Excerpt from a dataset

»»

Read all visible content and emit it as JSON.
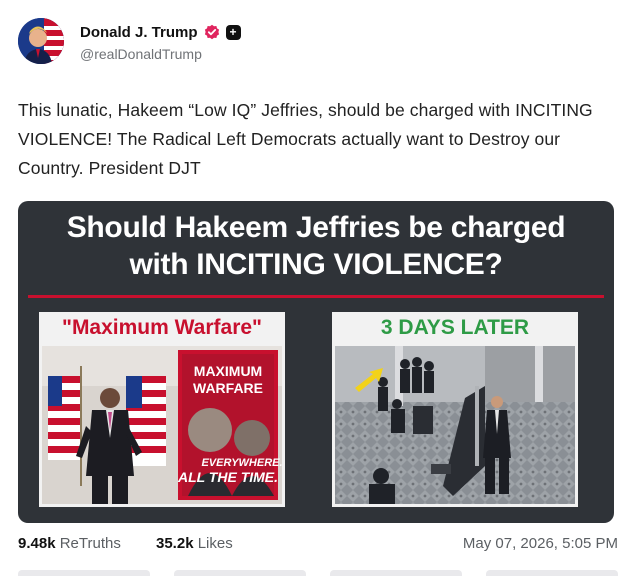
{
  "author": {
    "display_name": "Donald J. Trump",
    "handle": "@realDonaldTrump"
  },
  "post": {
    "text": "This lunatic, Hakeem “Low IQ” Jeffries, should be charged with INCITING VIOLENCE! The Radical Left Democrats actually want to Destroy our Country. President DJT"
  },
  "media": {
    "headline_line1": "Should Hakeem Jeffries be charged",
    "headline_line2": "with INCITING VIOLENCE?",
    "left_panel": {
      "caption": "\"Maximum Warfare\"",
      "poster_line1": "MAXIMUM",
      "poster_line2": "WARFARE",
      "poster_bottom1": "EVERYWHERE.",
      "poster_bottom2": "ALL THE TIME."
    },
    "right_panel": {
      "caption": "3 DAYS LATER"
    }
  },
  "stats": {
    "retruths_count": "9.48k",
    "retruths_label": "ReTruths",
    "likes_count": "35.2k",
    "likes_label": "Likes",
    "timestamp": "May 07, 2026, 5:05 PM"
  },
  "colors": {
    "verified": "#e0245e",
    "headline_rule": "#c8102e",
    "left_caption": "#c8102e",
    "right_caption": "#2e9b46",
    "card_bg": "#2f3338"
  },
  "icons": [
    "avatar",
    "verified-badge-icon",
    "plus-badge-icon",
    "arrow-pointer-icon"
  ]
}
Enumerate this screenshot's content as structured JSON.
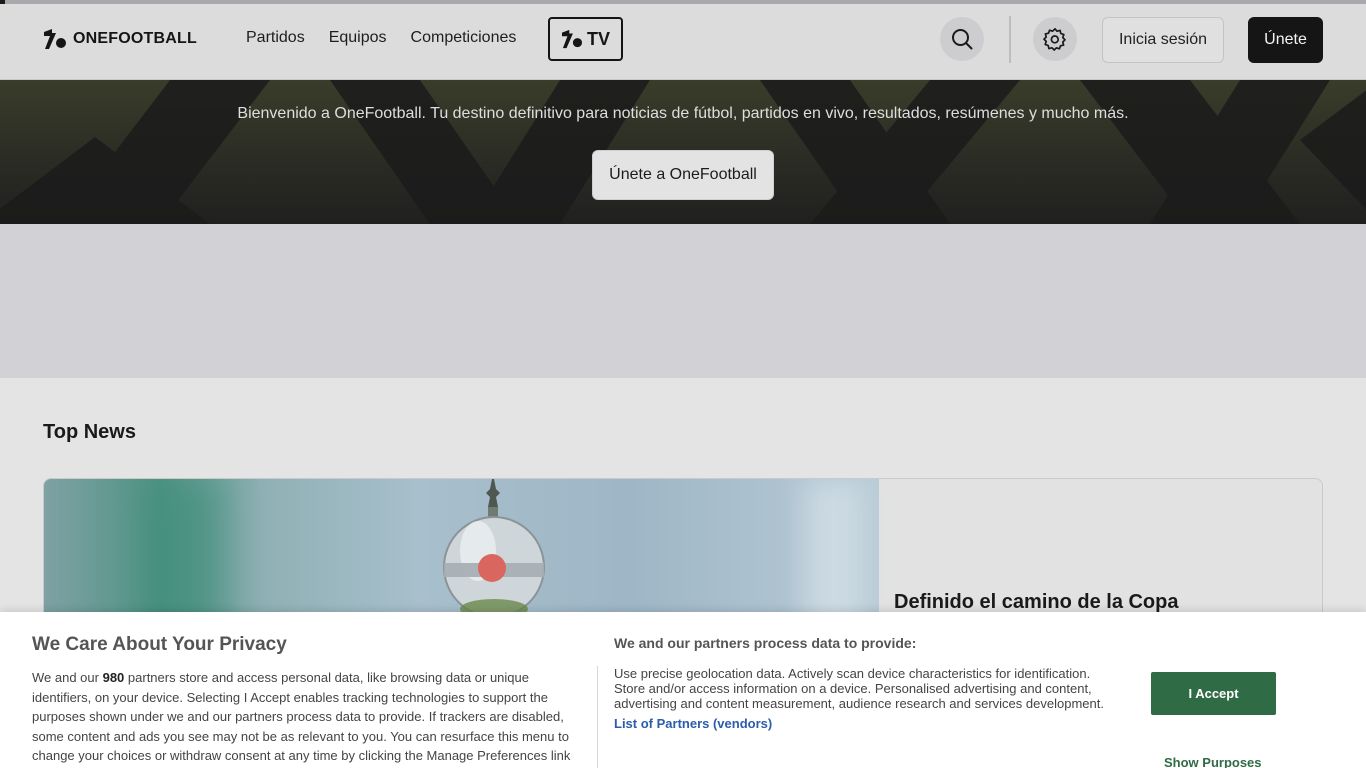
{
  "header": {
    "logo_text": "ONEFOOTBALL",
    "nav": [
      "Partidos",
      "Equipos",
      "Competiciones"
    ],
    "tv_label": "TV",
    "login_label": "Inicia sesión",
    "join_label": "Únete"
  },
  "hero": {
    "welcome_text": "Bienvenido a OneFootball. Tu destino definitivo para noticias de fútbol, partidos en vivo, resultados, resúmenes y mucho más.",
    "cta_label": "Únete a OneFootball"
  },
  "top_news": {
    "section_title": "Top News",
    "headline": "Definido el camino de la Copa"
  },
  "privacy": {
    "title": "We Care About Your Privacy",
    "body_before": "We and our ",
    "partner_count": "980",
    "body_after": " partners store and access personal data, like browsing data or unique identifiers, on your device. Selecting I Accept enables tracking technologies to support the purposes shown under we and our partners process data to provide. If trackers are disabled, some content and ads you see may not be as relevant to you. You can resurface this menu to change your choices or withdraw consent at any time by clicking the Manage Preferences link",
    "right_title": "We and our partners process data to provide:",
    "right_body": "Use precise geolocation data. Actively scan device characteristics for identification. Store and/or access information on a device. Personalised advertising and content, advertising and content measurement, audience research and services development.",
    "partners_link": "List of Partners (vendors)",
    "accept_label": "I Accept",
    "purposes_label": "Show Purposes"
  },
  "colors": {
    "brand_dark": "#151515",
    "accept_green": "#2f6b45",
    "link_blue": "#2b5dab"
  }
}
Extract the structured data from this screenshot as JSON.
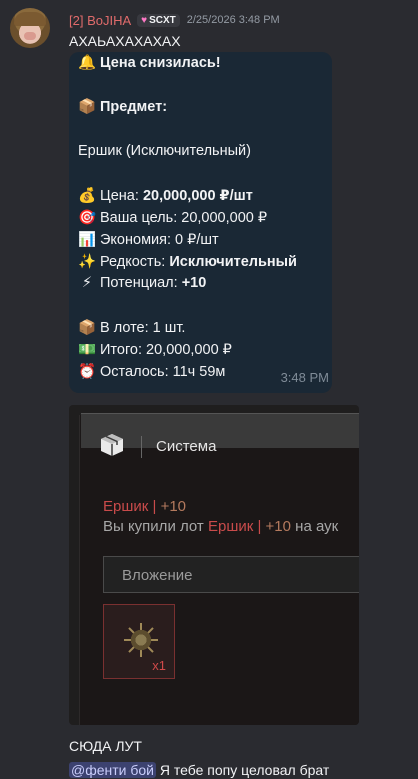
{
  "message": {
    "author": "[2] BoJIHA",
    "tag": "SCXT",
    "timestamp": "2/25/2026 3:48 PM",
    "text": "АХАЬАХАХАХАХ"
  },
  "bubble": {
    "lines": [
      {
        "emoji": "🔔",
        "label": "Цена снизилась!",
        "value": ""
      },
      {
        "emoji": "📦",
        "label": "Предмет:",
        "value": ""
      },
      {
        "emoji": "",
        "label": "Ершик (Исключительный)",
        "value": ""
      },
      {
        "emoji": "💰",
        "label": "Цена:",
        "value": "20,000,000 ₽/шт"
      },
      {
        "emoji": "🎯",
        "label": "Ваша цель: 20,000,000 ₽",
        "value": ""
      },
      {
        "emoji": "📊",
        "label": "Экономия: 0 ₽/шт",
        "value": ""
      },
      {
        "emoji": "✨",
        "label": "Редкость:",
        "value": "Исключительный"
      },
      {
        "emoji": "⚡",
        "label": "Потенциал:",
        "value": "+10"
      },
      {
        "emoji": "📦",
        "label": "В лоте: 1 шт.",
        "value": ""
      },
      {
        "emoji": "💵",
        "label": "Итого: 20,000,000 ₽",
        "value": ""
      },
      {
        "emoji": "⏰",
        "label": "Осталось: 11ч 59м",
        "value": ""
      }
    ],
    "time": "3:48 PM"
  },
  "embed": {
    "title": "Система",
    "item_name": "Ершик",
    "item_sep": "|",
    "item_level": "+10",
    "buy_prefix": "Вы купили лот",
    "buy_suffix": "на аук",
    "attachment_label": "Вложение",
    "slot_qty": "x1"
  },
  "messages": [
    {
      "text": "СЮДА ЛУТ"
    },
    {
      "mention": "@фенти бой",
      "text": " Я тебе попу целовал брат"
    }
  ],
  "colors": {
    "background": "#2a2b30",
    "username": "#e06b6b",
    "bubble": "#1a2835",
    "accent_red": "#c94b4b"
  }
}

««

▶ **Requirement**: Check every line for "INCITING" and show the ones that have it.

▶ **Task result**:
    "text": "This lunatic, Hakeem “Low IQ” Jeffries, should be charged with INCITING VIOLENCE! The Radical Left Democrats actually want to Destroy our Country. President DJT"
    "headline_line2": "with INCITING VIOLENCE?",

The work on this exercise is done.